STATED GOAL: Give the records back in full, exactly as they read.

- - -

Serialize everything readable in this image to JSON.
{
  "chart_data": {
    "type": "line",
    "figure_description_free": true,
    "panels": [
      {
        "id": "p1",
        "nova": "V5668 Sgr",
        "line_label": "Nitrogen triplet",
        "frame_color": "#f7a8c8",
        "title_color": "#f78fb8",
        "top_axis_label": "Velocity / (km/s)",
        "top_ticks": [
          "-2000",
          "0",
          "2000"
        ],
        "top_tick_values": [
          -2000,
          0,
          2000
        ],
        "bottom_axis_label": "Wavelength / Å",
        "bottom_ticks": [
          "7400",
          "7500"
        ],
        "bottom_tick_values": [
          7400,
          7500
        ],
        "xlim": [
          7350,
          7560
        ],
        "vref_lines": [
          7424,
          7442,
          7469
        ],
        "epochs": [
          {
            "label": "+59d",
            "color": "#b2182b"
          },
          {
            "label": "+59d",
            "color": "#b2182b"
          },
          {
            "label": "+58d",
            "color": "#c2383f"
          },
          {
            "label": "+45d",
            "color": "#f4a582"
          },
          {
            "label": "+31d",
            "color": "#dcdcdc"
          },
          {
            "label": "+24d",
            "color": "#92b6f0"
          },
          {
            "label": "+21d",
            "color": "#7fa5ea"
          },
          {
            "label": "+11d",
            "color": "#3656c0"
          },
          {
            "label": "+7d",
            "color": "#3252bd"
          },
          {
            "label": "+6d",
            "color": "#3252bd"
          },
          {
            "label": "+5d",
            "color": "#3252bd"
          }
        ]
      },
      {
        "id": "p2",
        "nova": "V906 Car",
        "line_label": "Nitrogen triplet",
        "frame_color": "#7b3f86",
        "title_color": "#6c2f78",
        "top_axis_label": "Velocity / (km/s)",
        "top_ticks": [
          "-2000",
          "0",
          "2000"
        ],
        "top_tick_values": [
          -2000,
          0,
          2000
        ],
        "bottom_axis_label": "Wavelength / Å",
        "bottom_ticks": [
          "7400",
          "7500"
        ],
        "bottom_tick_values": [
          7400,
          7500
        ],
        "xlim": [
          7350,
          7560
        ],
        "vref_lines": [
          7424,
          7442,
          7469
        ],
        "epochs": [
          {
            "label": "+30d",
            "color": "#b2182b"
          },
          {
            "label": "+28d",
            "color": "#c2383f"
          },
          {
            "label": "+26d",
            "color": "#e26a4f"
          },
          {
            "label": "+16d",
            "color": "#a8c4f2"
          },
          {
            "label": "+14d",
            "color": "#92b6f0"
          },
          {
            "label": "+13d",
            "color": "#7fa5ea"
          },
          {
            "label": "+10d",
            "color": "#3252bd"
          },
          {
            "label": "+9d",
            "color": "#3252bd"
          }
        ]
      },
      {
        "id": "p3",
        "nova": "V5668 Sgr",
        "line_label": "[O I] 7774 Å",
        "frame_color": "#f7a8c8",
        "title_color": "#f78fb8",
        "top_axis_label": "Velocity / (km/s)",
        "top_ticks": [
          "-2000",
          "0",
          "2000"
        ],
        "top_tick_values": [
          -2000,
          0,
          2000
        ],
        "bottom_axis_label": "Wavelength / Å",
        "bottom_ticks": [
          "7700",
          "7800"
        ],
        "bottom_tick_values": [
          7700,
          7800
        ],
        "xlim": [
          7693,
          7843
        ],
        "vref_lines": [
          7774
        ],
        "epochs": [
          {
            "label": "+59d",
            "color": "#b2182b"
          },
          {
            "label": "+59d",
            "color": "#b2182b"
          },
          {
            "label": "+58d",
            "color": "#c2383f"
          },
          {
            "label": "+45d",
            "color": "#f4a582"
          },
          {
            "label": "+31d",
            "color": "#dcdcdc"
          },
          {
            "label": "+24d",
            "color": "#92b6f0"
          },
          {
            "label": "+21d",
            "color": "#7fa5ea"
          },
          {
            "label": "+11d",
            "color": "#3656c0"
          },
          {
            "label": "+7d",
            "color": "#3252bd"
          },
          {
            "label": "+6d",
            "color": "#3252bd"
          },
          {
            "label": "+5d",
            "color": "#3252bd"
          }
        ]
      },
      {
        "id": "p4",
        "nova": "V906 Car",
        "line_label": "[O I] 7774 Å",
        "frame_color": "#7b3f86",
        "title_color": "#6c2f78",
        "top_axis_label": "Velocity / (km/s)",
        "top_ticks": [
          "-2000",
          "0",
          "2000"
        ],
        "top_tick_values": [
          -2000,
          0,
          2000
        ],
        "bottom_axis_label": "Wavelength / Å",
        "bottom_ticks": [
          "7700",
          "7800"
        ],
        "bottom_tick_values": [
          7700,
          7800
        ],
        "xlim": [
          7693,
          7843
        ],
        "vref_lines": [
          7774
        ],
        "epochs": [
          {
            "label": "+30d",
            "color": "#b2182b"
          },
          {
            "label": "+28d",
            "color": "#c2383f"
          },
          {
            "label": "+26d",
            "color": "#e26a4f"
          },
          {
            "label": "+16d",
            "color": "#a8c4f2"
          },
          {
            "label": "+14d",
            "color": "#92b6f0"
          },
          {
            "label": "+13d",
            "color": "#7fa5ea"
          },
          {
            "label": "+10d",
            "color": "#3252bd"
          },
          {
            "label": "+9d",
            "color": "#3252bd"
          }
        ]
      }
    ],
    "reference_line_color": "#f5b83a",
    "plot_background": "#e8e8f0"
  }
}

- - -

SOLUTION TO THIS EXERCISE:
Serialize everything readable in this image to JSON.
{
  "chart_data": {
    "type": "line",
    "figure_description_free": true,
    "panels": [
      {
        "id": "p1",
        "nova": "V5668 Sgr",
        "line_label": "Nitrogen triplet",
        "frame_color": "#f7a8c8",
        "title_color": "#f78fb8",
        "top_axis_label": "Velocity / (km/s)",
        "top_ticks": [
          "-2000",
          "0",
          "2000"
        ],
        "top_tick_values": [
          -2000,
          0,
          2000
        ],
        "bottom_axis_label": "Wavelength / Å",
        "bottom_ticks": [
          "7400",
          "7500"
        ],
        "bottom_tick_values": [
          7400,
          7500
        ],
        "xlim": [
          7350,
          7560
        ],
        "vref_lines": [
          7424,
          7442,
          7469
        ],
        "epochs": [
          {
            "label": "+59d",
            "color": "#b2182b"
          },
          {
            "label": "+59d",
            "color": "#b2182b"
          },
          {
            "label": "+58d",
            "color": "#c2383f"
          },
          {
            "label": "+45d",
            "color": "#f4a582"
          },
          {
            "label": "+31d",
            "color": "#dcdcdc"
          },
          {
            "label": "+24d",
            "color": "#92b6f0"
          },
          {
            "label": "+21d",
            "color": "#7fa5ea"
          },
          {
            "label": "+11d",
            "color": "#3656c0"
          },
          {
            "label": "+7d",
            "color": "#3252bd"
          },
          {
            "label": "+6d",
            "color": "#3252bd"
          },
          {
            "label": "+5d",
            "color": "#3252bd"
          }
        ]
      },
      {
        "id": "p2",
        "nova": "V906 Car",
        "line_label": "Nitrogen triplet",
        "frame_color": "#7b3f86",
        "title_color": "#6c2f78",
        "top_axis_label": "Velocity / (km/s)",
        "top_ticks": [
          "-2000",
          "0",
          "2000"
        ],
        "top_tick_values": [
          -2000,
          0,
          2000
        ],
        "bottom_axis_label": "Wavelength / Å",
        "bottom_ticks": [
          "7400",
          "7500"
        ],
        "bottom_tick_values": [
          7400,
          7500
        ],
        "xlim": [
          7350,
          7560
        ],
        "vref_lines": [
          7424,
          7442,
          7469
        ],
        "epochs": [
          {
            "label": "+30d",
            "color": "#b2182b"
          },
          {
            "label": "+28d",
            "color": "#c2383f"
          },
          {
            "label": "+26d",
            "color": "#e26a4f"
          },
          {
            "label": "+16d",
            "color": "#a8c4f2"
          },
          {
            "label": "+14d",
            "color": "#92b6f0"
          },
          {
            "label": "+13d",
            "color": "#7fa5ea"
          },
          {
            "label": "+10d",
            "color": "#3252bd"
          },
          {
            "label": "+9d",
            "color": "#3252bd"
          }
        ]
      },
      {
        "id": "p3",
        "nova": "V5668 Sgr",
        "line_label": "[O I] 7774 Å",
        "frame_color": "#f7a8c8",
        "title_color": "#f78fb8",
        "top_axis_label": "Velocity / (km/s)",
        "top_ticks": [
          "-2000",
          "0",
          "2000"
        ],
        "top_tick_values": [
          -2000,
          0,
          2000
        ],
        "bottom_axis_label": "Wavelength / Å",
        "bottom_ticks": [
          "7700",
          "7800"
        ],
        "bottom_tick_values": [
          7700,
          7800
        ],
        "xlim": [
          7693,
          7843
        ],
        "vref_lines": [
          7774
        ],
        "epochs": [
          {
            "label": "+59d",
            "color": "#b2182b"
          },
          {
            "label": "+59d",
            "color": "#b2182b"
          },
          {
            "label": "+58d",
            "color": "#c2383f"
          },
          {
            "label": "+45d",
            "color": "#f4a582"
          },
          {
            "label": "+31d",
            "color": "#dcdcdc"
          },
          {
            "label": "+24d",
            "color": "#92b6f0"
          },
          {
            "label": "+21d",
            "color": "#7fa5ea"
          },
          {
            "label": "+11d",
            "color": "#3656c0"
          },
          {
            "label": "+7d",
            "color": "#3252bd"
          },
          {
            "label": "+6d",
            "color": "#3252bd"
          },
          {
            "label": "+5d",
            "color": "#3252bd"
          }
        ]
      },
      {
        "id": "p4",
        "nova": "V906 Car",
        "line_label": "[O I] 7774 Å",
        "frame_color": "#7b3f86",
        "title_color": "#6c2f78",
        "top_axis_label": "Velocity / (km/s)",
        "top_ticks": [
          "-2000",
          "0",
          "2000"
        ],
        "top_tick_values": [
          -2000,
          0,
          2000
        ],
        "bottom_axis_label": "Wavelength / Å",
        "bottom_ticks": [
          "7700",
          "7800"
        ],
        "bottom_tick_values": [
          7700,
          7800
        ],
        "xlim": [
          7693,
          7843
        ],
        "vref_lines": [
          7774
        ],
        "epochs": [
          {
            "label": "+30d",
            "color": "#b2182b"
          },
          {
            "label": "+28d",
            "color": "#c2383f"
          },
          {
            "label": "+26d",
            "color": "#e26a4f"
          },
          {
            "label": "+16d",
            "color": "#a8c4f2"
          },
          {
            "label": "+14d",
            "color": "#92b6f0"
          },
          {
            "label": "+13d",
            "color": "#7fa5ea"
          },
          {
            "label": "+10d",
            "color": "#3252bd"
          },
          {
            "label": "+9d",
            "color": "#3252bd"
          }
        ]
      }
    ],
    "reference_line_color": "#f5b83a",
    "plot_background": "#e8e8f0"
  }
}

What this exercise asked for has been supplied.